#### Records from a data source:
++++++++++++++++++++
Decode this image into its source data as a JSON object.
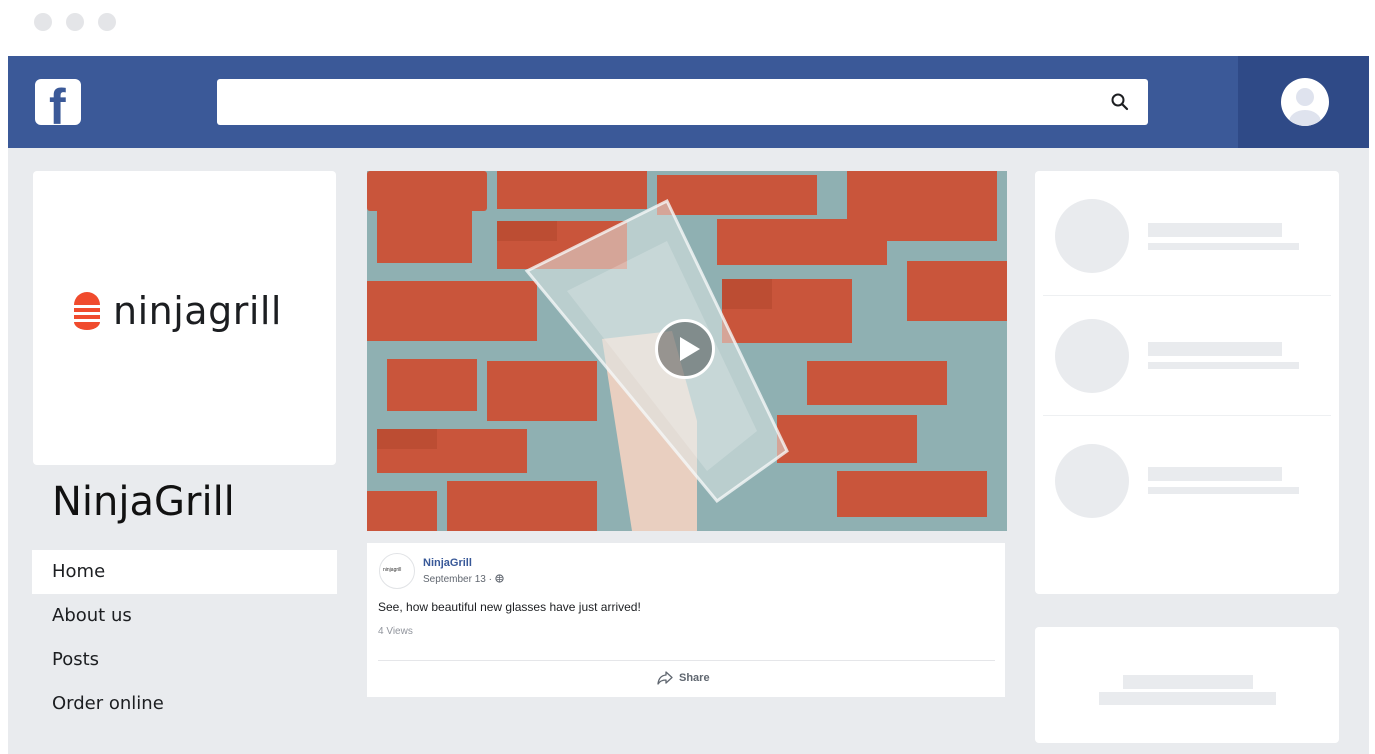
{
  "browser": {
    "dot_color": "#e4e5e8"
  },
  "topbar": {
    "color": "#3b5998",
    "logo_icon": "facebook-f-icon",
    "logo_letter": "f",
    "search": {
      "value": "",
      "placeholder": "",
      "icon": "search-icon"
    },
    "profile_icon": "user-avatar-icon"
  },
  "left": {
    "logo_text": "ninjagrill",
    "logo_color": "#f04b2d",
    "page_name": "NinjaGrill",
    "nav": [
      {
        "label": "Home",
        "active": true
      },
      {
        "label": "About us",
        "active": false
      },
      {
        "label": "Posts",
        "active": false
      },
      {
        "label": "Order online",
        "active": false
      }
    ]
  },
  "post": {
    "play_icon": "play-icon",
    "author": "NinjaGrill",
    "avatar_text": "ninjagrill",
    "date": "September 13 · ",
    "privacy_icon": "globe-icon",
    "text": "See, how beautiful new glasses have just arrived!",
    "views": "4 Views",
    "share_label": "Share",
    "share_icon": "share-arrow-icon"
  }
}
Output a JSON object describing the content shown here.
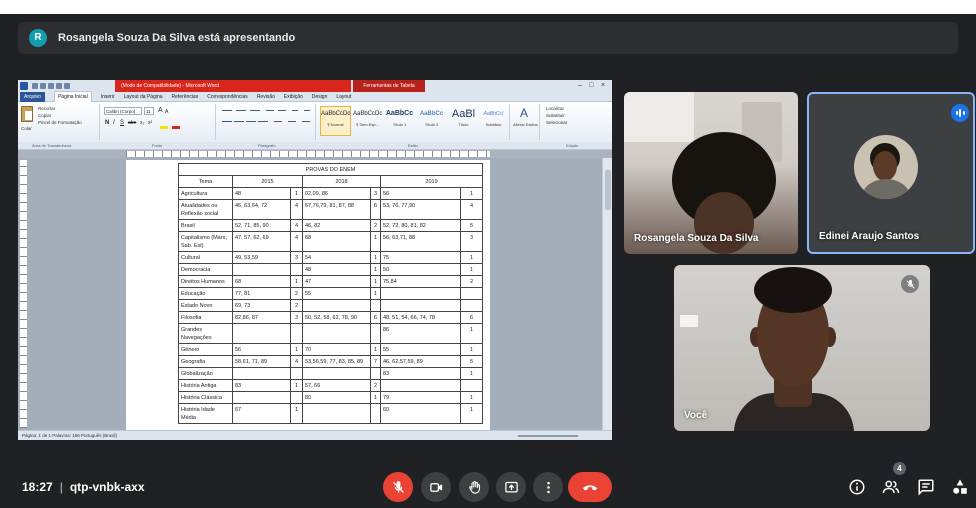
{
  "meeting": {
    "presenter_initial": "R",
    "presenting_banner": "Rosangela Souza Da Silva está apresentando",
    "time": "18:27",
    "separator": "|",
    "meeting_code": "qtp-vnbk-axx",
    "participant_count": "4"
  },
  "tiles": [
    {
      "name": "Rosangela Souza Da Silva",
      "camera": "on"
    },
    {
      "name": "Edinei Araujo Santos",
      "camera": "off",
      "speaking": true
    },
    {
      "name": "Você",
      "camera": "on",
      "muted": true
    }
  ],
  "controls": {
    "center": [
      "mic-off-icon",
      "camera-icon",
      "raise-hand-icon",
      "present-screen-icon",
      "more-options-icon",
      "end-call-icon"
    ],
    "right": [
      "meeting-details-icon",
      "people-icon",
      "chat-icon",
      "activities-icon"
    ]
  },
  "word": {
    "title": "(Modo de Compatibilidade) - Microsoft Word",
    "contextual_tab": "Ferramentas de Tabela",
    "window_controls": [
      "–",
      "□",
      "×"
    ],
    "tabs": [
      "Arquivo",
      "Página Inicial",
      "Inserir",
      "Layout da Página",
      "Referências",
      "Correspondências",
      "Revisão",
      "Exibição",
      "Design",
      "Layout"
    ],
    "clipboard": {
      "paste": "Colar",
      "cut": "Recortar",
      "copy": "Copiar",
      "format_painter": "Pincel de Formatação"
    },
    "font": {
      "name": "Calibri (Corpo)",
      "size": "11",
      "buttons": [
        "N",
        "I",
        "S",
        "abe",
        "x₂",
        "x²",
        "A",
        "A"
      ]
    },
    "styles": [
      {
        "sample": "AaBbCcDd",
        "label": "¶ Normal"
      },
      {
        "sample": "AaBbCcDc",
        "label": "¶ Sem Esp..."
      },
      {
        "sample": "AaBbCc",
        "label": "Título 1"
      },
      {
        "sample": "AaBbCc",
        "label": "Título 2"
      },
      {
        "sample": "AaBl",
        "label": "Título"
      },
      {
        "sample": "AaBbCcI",
        "label": "Subtítulo"
      }
    ],
    "change_styles": "Alterar Estilos",
    "editing": [
      "Localizar",
      "Substituir",
      "Selecionar"
    ],
    "group_labels": [
      "Área de Transferência",
      "Fonte",
      "Parágrafo",
      "Estilo",
      "Edição"
    ],
    "status": "Página: 1 de 1    Palavras: 156    Português (Brasil)"
  },
  "document": {
    "title": "PROVAS DO ENEM",
    "headers": [
      "Tema",
      "2015",
      "2018",
      "2019"
    ],
    "rows": [
      [
        "Agricultura",
        "48",
        "1",
        "02,09, 86",
        "3",
        "56",
        "1"
      ],
      [
        "Atualidades ou Reflexão social",
        "46, 63,64, 72",
        "4",
        "67,76,79, 81, 87, 88",
        "6",
        "53, 76, 77,90",
        "4"
      ],
      [
        "Brasil",
        "52, 71, 85, 90",
        "4",
        "46, 82",
        "2",
        "52, 72, 80, 81, 82",
        "5"
      ],
      [
        "Capitalismo (Marx, Sab. Est)",
        "47, 57, 62, 69",
        "4",
        "68",
        "1",
        "56, 63,71, 88",
        "3"
      ],
      [
        "Cultural",
        "49, 53,59",
        "3",
        "54",
        "1",
        "75",
        "1"
      ],
      [
        "Democracia",
        "",
        "",
        "48",
        "1",
        "50",
        "1"
      ],
      [
        "Direitos Humanos",
        "68",
        "1",
        "47",
        "1",
        "75,84",
        "2"
      ],
      [
        "Educação",
        "77, 81",
        "2",
        "55",
        "1",
        "",
        ""
      ],
      [
        "Estado Novo",
        "69, 73",
        "2",
        "",
        "",
        "",
        ""
      ],
      [
        "Filosofia",
        "82,86, 87",
        "3",
        "50, 52, 58, 62, 78, 90",
        "6",
        "48, 51, 54, 66, 74, 78",
        "6"
      ],
      [
        "Grandes Navegações",
        "",
        "",
        "",
        "",
        "86",
        "1"
      ],
      [
        "Gênero",
        "56",
        "1",
        "70",
        "1",
        "55",
        "1"
      ],
      [
        "Geografia",
        "58,61, 71, 89",
        "4",
        "53,56,59, 77, 83, 85, 89",
        "7",
        "46, 62,57,59, 89",
        "5"
      ],
      [
        "Globalização",
        "",
        "",
        "",
        "",
        "83",
        "1"
      ],
      [
        "História Antiga",
        "83",
        "1",
        "57, 66",
        "2",
        "",
        ""
      ],
      [
        "História Clássica",
        "",
        "",
        "80",
        "1",
        "79",
        "1"
      ],
      [
        "História Idade Média",
        "67",
        "1",
        "",
        "",
        "60",
        "1"
      ]
    ]
  },
  "colors": {
    "meet_background": "#202124",
    "end_call": "#ea4335",
    "speaking_border": "#8ab4f8",
    "speaking_indicator": "#1a73e8",
    "presenter_avatar": "#129eaf",
    "word_title_red": "#d9261c",
    "word_file_tab": "#2a5699"
  }
}
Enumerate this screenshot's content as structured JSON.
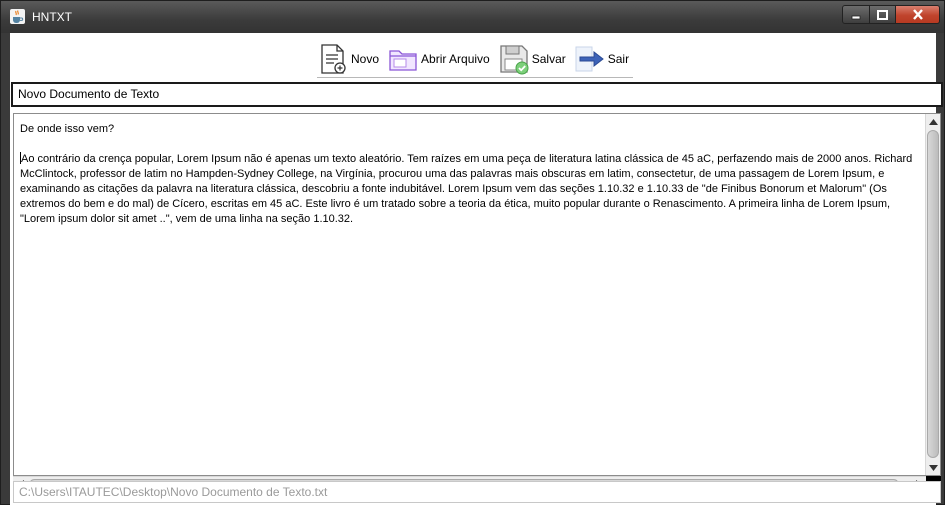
{
  "window": {
    "title": "HNTXT"
  },
  "toolbar": {
    "items": [
      {
        "label": "Novo",
        "icon": "new-document-icon"
      },
      {
        "label": "Abrir Arquivo",
        "icon": "open-folder-icon"
      },
      {
        "label": "Salvar",
        "icon": "save-disk-icon"
      },
      {
        "label": "Sair",
        "icon": "exit-arrow-icon"
      }
    ]
  },
  "document": {
    "name": "Novo Documento de Texto",
    "heading_line": "De onde isso vem?",
    "body": "Ao contrário da crença popular, Lorem Ipsum não é apenas um texto aleatório. Tem raízes em uma peça de literatura latina clássica de 45 aC, perfazendo mais de 2000 anos. Richard McClintock, professor de latim no Hampden-Sydney College, na Virgínia, procurou uma das palavras mais obscuras em latim, consectetur, de uma passagem de Lorem Ipsum, e examinando as citações da palavra na literatura clássica, descobriu a fonte indubitável. Lorem Ipsum vem das seções 1.10.32 e 1.10.33 de \"de Finibus Bonorum et Malorum\" (Os extremos do bem e do mal) de Cícero, escritas em 45 aC. Este livro é um tratado sobre a teoria da ética, muito popular durante o Renascimento. A primeira linha de Lorem Ipsum, \"Lorem ipsum dolor sit amet ..\", vem de uma linha na seção 1.10.32.",
    "path": "C:\\Users\\ITAUTEC\\Desktop\\Novo Documento de Texto.txt"
  },
  "colors": {
    "titlebar": "#3b3b3b",
    "close_button": "#c0442d",
    "path_text": "#9a9a9a"
  }
}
++++++++++++++++++++
#### STATED GOAL:
Retype every entry verbatim and exclude the pictures from the copy.

#### WORKED ANSWER:
Decode this image into its source data as a JSON object.
{
  "browser": {
    "dot_color": "#e4e5e8"
  },
  "topbar": {
    "color": "#3b5998",
    "logo_icon": "facebook-f-icon",
    "logo_letter": "f",
    "search": {
      "value": "",
      "placeholder": "",
      "icon": "search-icon"
    },
    "profile_icon": "user-avatar-icon"
  },
  "left": {
    "logo_text": "ninjagrill",
    "logo_color": "#f04b2d",
    "page_name": "NinjaGrill",
    "nav": [
      {
        "label": "Home",
        "active": true
      },
      {
        "label": "About us",
        "active": false
      },
      {
        "label": "Posts",
        "active": false
      },
      {
        "label": "Order online",
        "active": false
      }
    ]
  },
  "post": {
    "play_icon": "play-icon",
    "author": "NinjaGrill",
    "avatar_text": "ninjagrill",
    "date": "September 13 · ",
    "privacy_icon": "globe-icon",
    "text": "See, how beautiful new glasses have just arrived!",
    "views": "4 Views",
    "share_label": "Share",
    "share_icon": "share-arrow-icon"
  }
}
Output a JSON object describing the content shown here.
{
  "meeting": {
    "presenter_initial": "R",
    "presenting_banner": "Rosangela Souza Da Silva está apresentando",
    "time": "18:27",
    "separator": "|",
    "meeting_code": "qtp-vnbk-axx",
    "participant_count": "4"
  },
  "tiles": [
    {
      "name": "Rosangela Souza Da Silva",
      "camera": "on"
    },
    {
      "name": "Edinei Araujo Santos",
      "camera": "off",
      "speaking": true
    },
    {
      "name": "Você",
      "camera": "on",
      "muted": true
    }
  ],
  "controls": {
    "center": [
      "mic-off-icon",
      "camera-icon",
      "raise-hand-icon",
      "present-screen-icon",
      "more-options-icon",
      "end-call-icon"
    ],
    "right": [
      "meeting-details-icon",
      "people-icon",
      "chat-icon",
      "activities-icon"
    ]
  },
  "word": {
    "title": "(Modo de Compatibilidade) - Microsoft Word",
    "contextual_tab": "Ferramentas de Tabela",
    "window_controls": [
      "–",
      "□",
      "×"
    ],
    "tabs": [
      "Arquivo",
      "Página Inicial",
      "Inserir",
      "Layout da Página",
      "Referências",
      "Correspondências",
      "Revisão",
      "Exibição",
      "Design",
      "Layout"
    ],
    "clipboard": {
      "paste": "Colar",
      "cut": "Recortar",
      "copy": "Copiar",
      "format_painter": "Pincel de Formatação"
    },
    "font": {
      "name": "Calibri (Corpo)",
      "size": "11",
      "buttons": [
        "N",
        "I",
        "S",
        "abe",
        "x₂",
        "x²",
        "A",
        "A"
      ]
    },
    "styles": [
      {
        "sample": "AaBbCcDd",
        "label": "¶ Normal"
      },
      {
        "sample": "AaBbCcDc",
        "label": "¶ Sem Esp..."
      },
      {
        "sample": "AaBbCc",
        "label": "Título 1"
      },
      {
        "sample": "AaBbCc",
        "label": "Título 2"
      },
      {
        "sample": "AaBl",
        "label": "Título"
      },
      {
        "sample": "AaBbCcI",
        "label": "Subtítulo"
      }
    ],
    "change_styles": "Alterar Estilos",
    "editing": [
      "Localizar",
      "Substituir",
      "Selecionar"
    ],
    "group_labels": [
      "Área de Transferência",
      "Fonte",
      "Parágrafo",
      "Estilo",
      "Edição"
    ],
    "status": "Página: 1 de 1    Palavras: 156    Português (Brasil)"
  },
  "document": {
    "title": "PROVAS DO ENEM",
    "headers": [
      "Tema",
      "2015",
      "2018",
      "2019"
    ],
    "rows": [
      [
        "Agricultura",
        "48",
        "1",
        "02,09, 86",
        "3",
        "56",
        "1"
      ],
      [
        "Atualidades ou Reflexão social",
        "46, 63,64, 72",
        "4",
        "67,76,79, 81, 87, 88",
        "6",
        "53, 76, 77,90",
        "4"
      ],
      [
        "Brasil",
        "52, 71, 85, 90",
        "4",
        "46, 82",
        "2",
        "52, 72, 80, 81, 82",
        "5"
      ],
      [
        "Capitalismo (Marx, Sab. Est)",
        "47, 57, 62, 69",
        "4",
        "68",
        "1",
        "56, 63,71, 88",
        "3"
      ],
      [
        "Cultural",
        "49, 53,59",
        "3",
        "54",
        "1",
        "75",
        "1"
      ],
      [
        "Democracia",
        "",
        "",
        "48",
        "1",
        "50",
        "1"
      ],
      [
        "Direitos Humanos",
        "68",
        "1",
        "47",
        "1",
        "75,84",
        "2"
      ],
      [
        "Educação",
        "77, 81",
        "2",
        "55",
        "1",
        "",
        ""
      ],
      [
        "Estado Novo",
        "69, 73",
        "2",
        "",
        "",
        "",
        ""
      ],
      [
        "Filosofia",
        "82,86, 87",
        "3",
        "50, 52, 58, 62, 78, 90",
        "6",
        "48, 51, 54, 66, 74, 78",
        "6"
      ],
      [
        "Grandes Navegações",
        "",
        "",
        "",
        "",
        "86",
        "1"
      ],
      [
        "Gênero",
        "56",
        "1",
        "70",
        "1",
        "55",
        "1"
      ],
      [
        "Geografia",
        "58,61, 71, 89",
        "4",
        "53,56,59, 77, 83, 85, 89",
        "7",
        "46, 62,57,59, 89",
        "5"
      ],
      [
        "Globalização",
        "",
        "",
        "",
        "",
        "83",
        "1"
      ],
      [
        "História Antiga",
        "83",
        "1",
        "57, 66",
        "2",
        "",
        ""
      ],
      [
        "História Clássica",
        "",
        "",
        "80",
        "1",
        "79",
        "1"
      ],
      [
        "História Idade Média",
        "67",
        "1",
        "",
        "",
        "60",
        "1"
      ]
    ]
  },
  "colors": {
    "meet_background": "#202124",
    "end_call": "#ea4335",
    "speaking_border": "#8ab4f8",
    "speaking_indicator": "#1a73e8",
    "presenter_avatar": "#129eaf",
    "word_title_red": "#d9261c",
    "word_file_tab": "#2a5699"
  }
}
Enumerate this screenshot's content as structured JSON.
{
  "window": {
    "title": "HNTXT"
  },
  "toolbar": {
    "items": [
      {
        "label": "Novo",
        "icon": "new-document-icon"
      },
      {
        "label": "Abrir Arquivo",
        "icon": "open-folder-icon"
      },
      {
        "label": "Salvar",
        "icon": "save-disk-icon"
      },
      {
        "label": "Sair",
        "icon": "exit-arrow-icon"
      }
    ]
  },
  "document": {
    "name": "Novo Documento de Texto",
    "heading_line": "De onde isso vem?",
    "body": "Ao contrário da crença popular, Lorem Ipsum não é apenas um texto aleatório. Tem raízes em uma peça de literatura latina clássica de 45 aC, perfazendo mais de 2000 anos. Richard McClintock, professor de latim no Hampden-Sydney College, na Virgínia, procurou uma das palavras mais obscuras em latim, consectetur, de uma passagem de Lorem Ipsum, e examinando as citações da palavra na literatura clássica, descobriu a fonte indubitável. Lorem Ipsum vem das seções 1.10.32 e 1.10.33 de \"de Finibus Bonorum et Malorum\" (Os extremos do bem e do mal) de Cícero, escritas em 45 aC. Este livro é um tratado sobre a teoria da ética, muito popular durante o Renascimento. A primeira linha de Lorem Ipsum, \"Lorem ipsum dolor sit amet ..\", vem de uma linha na seção 1.10.32.",
    "path": "C:\\Users\\ITAUTEC\\Desktop\\Novo Documento de Texto.txt"
  },
  "colors": {
    "titlebar": "#3b3b3b",
    "close_button": "#c0442d",
    "path_text": "#9a9a9a"
  }
}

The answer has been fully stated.